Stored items
----
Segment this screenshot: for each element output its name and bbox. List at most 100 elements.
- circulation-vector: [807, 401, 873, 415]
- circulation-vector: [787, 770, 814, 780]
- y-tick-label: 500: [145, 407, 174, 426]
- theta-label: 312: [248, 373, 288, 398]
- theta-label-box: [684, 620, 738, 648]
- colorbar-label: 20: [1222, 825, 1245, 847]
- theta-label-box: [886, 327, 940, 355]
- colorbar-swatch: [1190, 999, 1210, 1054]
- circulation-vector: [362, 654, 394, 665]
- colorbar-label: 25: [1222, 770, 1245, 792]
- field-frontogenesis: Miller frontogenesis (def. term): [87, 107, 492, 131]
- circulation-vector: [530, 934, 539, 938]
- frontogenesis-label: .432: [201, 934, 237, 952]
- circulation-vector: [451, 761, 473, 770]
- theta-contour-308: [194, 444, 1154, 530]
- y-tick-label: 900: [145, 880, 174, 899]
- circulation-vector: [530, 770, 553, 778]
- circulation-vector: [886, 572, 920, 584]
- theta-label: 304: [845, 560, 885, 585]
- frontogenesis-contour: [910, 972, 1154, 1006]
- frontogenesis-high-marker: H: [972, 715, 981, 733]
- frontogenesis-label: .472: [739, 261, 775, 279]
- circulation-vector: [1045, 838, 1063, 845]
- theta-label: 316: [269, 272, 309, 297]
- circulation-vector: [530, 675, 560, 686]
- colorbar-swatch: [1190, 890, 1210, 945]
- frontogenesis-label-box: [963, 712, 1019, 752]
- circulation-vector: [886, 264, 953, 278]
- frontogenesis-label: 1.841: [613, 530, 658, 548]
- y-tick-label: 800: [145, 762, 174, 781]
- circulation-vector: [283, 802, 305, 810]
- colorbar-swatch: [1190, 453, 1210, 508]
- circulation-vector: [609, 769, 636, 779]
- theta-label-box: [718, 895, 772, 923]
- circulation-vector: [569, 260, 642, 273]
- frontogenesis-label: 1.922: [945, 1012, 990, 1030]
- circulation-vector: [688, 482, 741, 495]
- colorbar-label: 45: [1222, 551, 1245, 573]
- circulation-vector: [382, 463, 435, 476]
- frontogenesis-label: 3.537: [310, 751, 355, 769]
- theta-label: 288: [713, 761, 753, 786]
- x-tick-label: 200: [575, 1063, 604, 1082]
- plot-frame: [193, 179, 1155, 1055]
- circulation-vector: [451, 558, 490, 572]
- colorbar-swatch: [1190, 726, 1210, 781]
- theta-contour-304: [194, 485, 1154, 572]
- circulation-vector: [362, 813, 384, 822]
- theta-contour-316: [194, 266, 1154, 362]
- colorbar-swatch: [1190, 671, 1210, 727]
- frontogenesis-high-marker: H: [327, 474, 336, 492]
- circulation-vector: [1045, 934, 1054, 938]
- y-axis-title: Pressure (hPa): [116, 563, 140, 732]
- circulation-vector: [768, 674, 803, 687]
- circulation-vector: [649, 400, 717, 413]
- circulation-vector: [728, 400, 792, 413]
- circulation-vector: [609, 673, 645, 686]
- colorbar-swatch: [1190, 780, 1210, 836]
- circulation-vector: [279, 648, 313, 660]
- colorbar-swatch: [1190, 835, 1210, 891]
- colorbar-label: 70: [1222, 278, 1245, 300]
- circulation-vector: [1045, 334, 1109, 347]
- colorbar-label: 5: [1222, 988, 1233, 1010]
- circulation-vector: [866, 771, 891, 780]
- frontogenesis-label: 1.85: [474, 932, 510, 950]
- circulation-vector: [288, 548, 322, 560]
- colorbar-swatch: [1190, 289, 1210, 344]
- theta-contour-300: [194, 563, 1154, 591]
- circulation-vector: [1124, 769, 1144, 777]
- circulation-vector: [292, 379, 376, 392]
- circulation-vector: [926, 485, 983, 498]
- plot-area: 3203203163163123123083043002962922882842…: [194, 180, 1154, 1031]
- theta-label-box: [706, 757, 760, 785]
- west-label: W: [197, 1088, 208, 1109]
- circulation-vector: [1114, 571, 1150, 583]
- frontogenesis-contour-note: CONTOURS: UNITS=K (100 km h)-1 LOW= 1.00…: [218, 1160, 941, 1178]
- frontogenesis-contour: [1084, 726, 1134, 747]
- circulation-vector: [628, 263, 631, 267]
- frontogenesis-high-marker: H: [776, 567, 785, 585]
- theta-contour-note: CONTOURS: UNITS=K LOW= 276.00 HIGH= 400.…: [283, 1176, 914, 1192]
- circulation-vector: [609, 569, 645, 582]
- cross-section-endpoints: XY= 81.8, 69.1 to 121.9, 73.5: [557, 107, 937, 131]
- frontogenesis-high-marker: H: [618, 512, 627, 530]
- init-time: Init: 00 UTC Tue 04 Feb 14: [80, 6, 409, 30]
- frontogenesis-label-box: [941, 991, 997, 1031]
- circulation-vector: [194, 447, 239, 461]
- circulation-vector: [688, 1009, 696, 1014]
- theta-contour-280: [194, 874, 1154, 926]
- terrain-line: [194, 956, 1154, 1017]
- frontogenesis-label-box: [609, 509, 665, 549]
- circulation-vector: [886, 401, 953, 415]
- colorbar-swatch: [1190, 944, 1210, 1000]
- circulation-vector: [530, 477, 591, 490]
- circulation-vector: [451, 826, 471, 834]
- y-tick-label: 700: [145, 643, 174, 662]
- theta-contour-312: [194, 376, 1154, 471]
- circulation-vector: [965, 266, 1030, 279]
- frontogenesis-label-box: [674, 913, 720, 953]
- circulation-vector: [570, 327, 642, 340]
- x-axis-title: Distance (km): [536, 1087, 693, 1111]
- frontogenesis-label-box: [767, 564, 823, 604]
----
## Assignment
A complete and exact reproduction of the data is needed.

## Answer box
Segment this screenshot: for each element output its name and bbox. List at most 100 elements.
- circulation-vector: [807, 401, 873, 415]
- circulation-vector: [787, 770, 814, 780]
- y-tick-label: 500: [145, 407, 174, 426]
- theta-label: 312: [248, 373, 288, 398]
- theta-label-box: [684, 620, 738, 648]
- colorbar-label: 20: [1222, 825, 1245, 847]
- theta-label-box: [886, 327, 940, 355]
- colorbar-swatch: [1190, 999, 1210, 1054]
- circulation-vector: [362, 654, 394, 665]
- colorbar-label: 25: [1222, 770, 1245, 792]
- field-frontogenesis: Miller frontogenesis (def. term): [87, 107, 492, 131]
- circulation-vector: [530, 934, 539, 938]
- frontogenesis-label: .432: [201, 934, 237, 952]
- circulation-vector: [451, 761, 473, 770]
- theta-contour-308: [194, 444, 1154, 530]
- y-tick-label: 900: [145, 880, 174, 899]
- circulation-vector: [530, 770, 553, 778]
- circulation-vector: [886, 572, 920, 584]
- theta-label: 304: [845, 560, 885, 585]
- frontogenesis-contour: [910, 972, 1154, 1006]
- frontogenesis-high-marker: H: [972, 715, 981, 733]
- frontogenesis-label: .472: [739, 261, 775, 279]
- circulation-vector: [1045, 838, 1063, 845]
- theta-label: 316: [269, 272, 309, 297]
- circulation-vector: [530, 675, 560, 686]
- colorbar-swatch: [1190, 890, 1210, 945]
- frontogenesis-label-box: [963, 712, 1019, 752]
- circulation-vector: [886, 264, 953, 278]
- frontogenesis-label: 1.841: [613, 530, 658, 548]
- y-tick-label: 800: [145, 762, 174, 781]
- circulation-vector: [283, 802, 305, 810]
- colorbar-swatch: [1190, 453, 1210, 508]
- circulation-vector: [609, 769, 636, 779]
- theta-label-box: [718, 895, 772, 923]
- circulation-vector: [569, 260, 642, 273]
- frontogenesis-label: 1.922: [945, 1012, 990, 1030]
- circulation-vector: [688, 482, 741, 495]
- colorbar-label: 45: [1222, 551, 1245, 573]
- circulation-vector: [382, 463, 435, 476]
- frontogenesis-label: 3.537: [310, 751, 355, 769]
- theta-label: 288: [713, 761, 753, 786]
- x-tick-label: 200: [575, 1063, 604, 1082]
- plot-frame: [193, 179, 1155, 1055]
- circulation-vector: [451, 558, 490, 572]
- colorbar-swatch: [1190, 726, 1210, 781]
- theta-contour-304: [194, 485, 1154, 572]
- circulation-vector: [362, 813, 384, 822]
- theta-contour-316: [194, 266, 1154, 362]
- colorbar-swatch: [1190, 671, 1210, 727]
- frontogenesis-high-marker: H: [327, 474, 336, 492]
- circulation-vector: [1045, 934, 1054, 938]
- y-axis-title: Pressure (hPa): [116, 563, 140, 732]
- circulation-vector: [768, 674, 803, 687]
- circulation-vector: [649, 400, 717, 413]
- circulation-vector: [728, 400, 792, 413]
- circulation-vector: [609, 673, 645, 686]
- colorbar-swatch: [1190, 780, 1210, 836]
- circulation-vector: [279, 648, 313, 660]
- colorbar-swatch: [1190, 835, 1210, 891]
- colorbar-label: 70: [1222, 278, 1245, 300]
- circulation-vector: [1045, 334, 1109, 347]
- colorbar-label: 5: [1222, 988, 1233, 1010]
- circulation-vector: [866, 771, 891, 780]
- frontogenesis-label: 1.85: [474, 932, 510, 950]
- circulation-vector: [288, 548, 322, 560]
- colorbar-swatch: [1190, 289, 1210, 344]
- theta-contour-300: [194, 563, 1154, 591]
- circulation-vector: [1124, 769, 1144, 777]
- circulation-vector: [292, 379, 376, 392]
- circulation-vector: [926, 485, 983, 498]
- plot-area: 3203203163163123123083043002962922882842…: [194, 180, 1154, 1031]
- theta-label-box: [706, 757, 760, 785]
- west-label: W: [197, 1088, 208, 1109]
- circulation-vector: [1114, 571, 1150, 583]
- frontogenesis-contour-note: CONTOURS: UNITS=K (100 km h)-1 LOW= 1.00…: [218, 1160, 941, 1178]
- frontogenesis-contour: [1084, 726, 1134, 747]
- circulation-vector: [628, 263, 631, 267]
- frontogenesis-high-marker: H: [776, 567, 785, 585]
- theta-contour-note: CONTOURS: UNITS=K LOW= 276.00 HIGH= 400.…: [283, 1176, 914, 1192]
- circulation-vector: [609, 569, 645, 582]
- cross-section-endpoints: XY= 81.8, 69.1 to 121.9, 73.5: [557, 107, 937, 131]
- frontogenesis-high-marker: H: [618, 512, 627, 530]
- init-time: Init: 00 UTC Tue 04 Feb 14: [80, 6, 409, 30]
- frontogenesis-label-box: [941, 991, 997, 1031]
- circulation-vector: [194, 447, 239, 461]
- circulation-vector: [688, 1009, 696, 1014]
- theta-contour-280: [194, 874, 1154, 926]
- terrain-line: [194, 956, 1154, 1017]
- frontogenesis-label-box: [609, 509, 665, 549]
- circulation-vector: [886, 401, 953, 415]
- colorbar-swatch: [1190, 944, 1210, 1000]
- circulation-vector: [530, 477, 591, 490]
- circulation-vector: [451, 826, 471, 834]
- y-tick-label: 700: [145, 643, 174, 662]
- theta-contour-312: [194, 376, 1154, 471]
- circulation-vector: [965, 266, 1030, 279]
- frontogenesis-label-box: [674, 913, 720, 953]
- circulation-vector: [570, 327, 642, 340]
- x-axis-title: Distance (km): [536, 1087, 693, 1111]
- frontogenesis-label-box: [767, 564, 823, 604]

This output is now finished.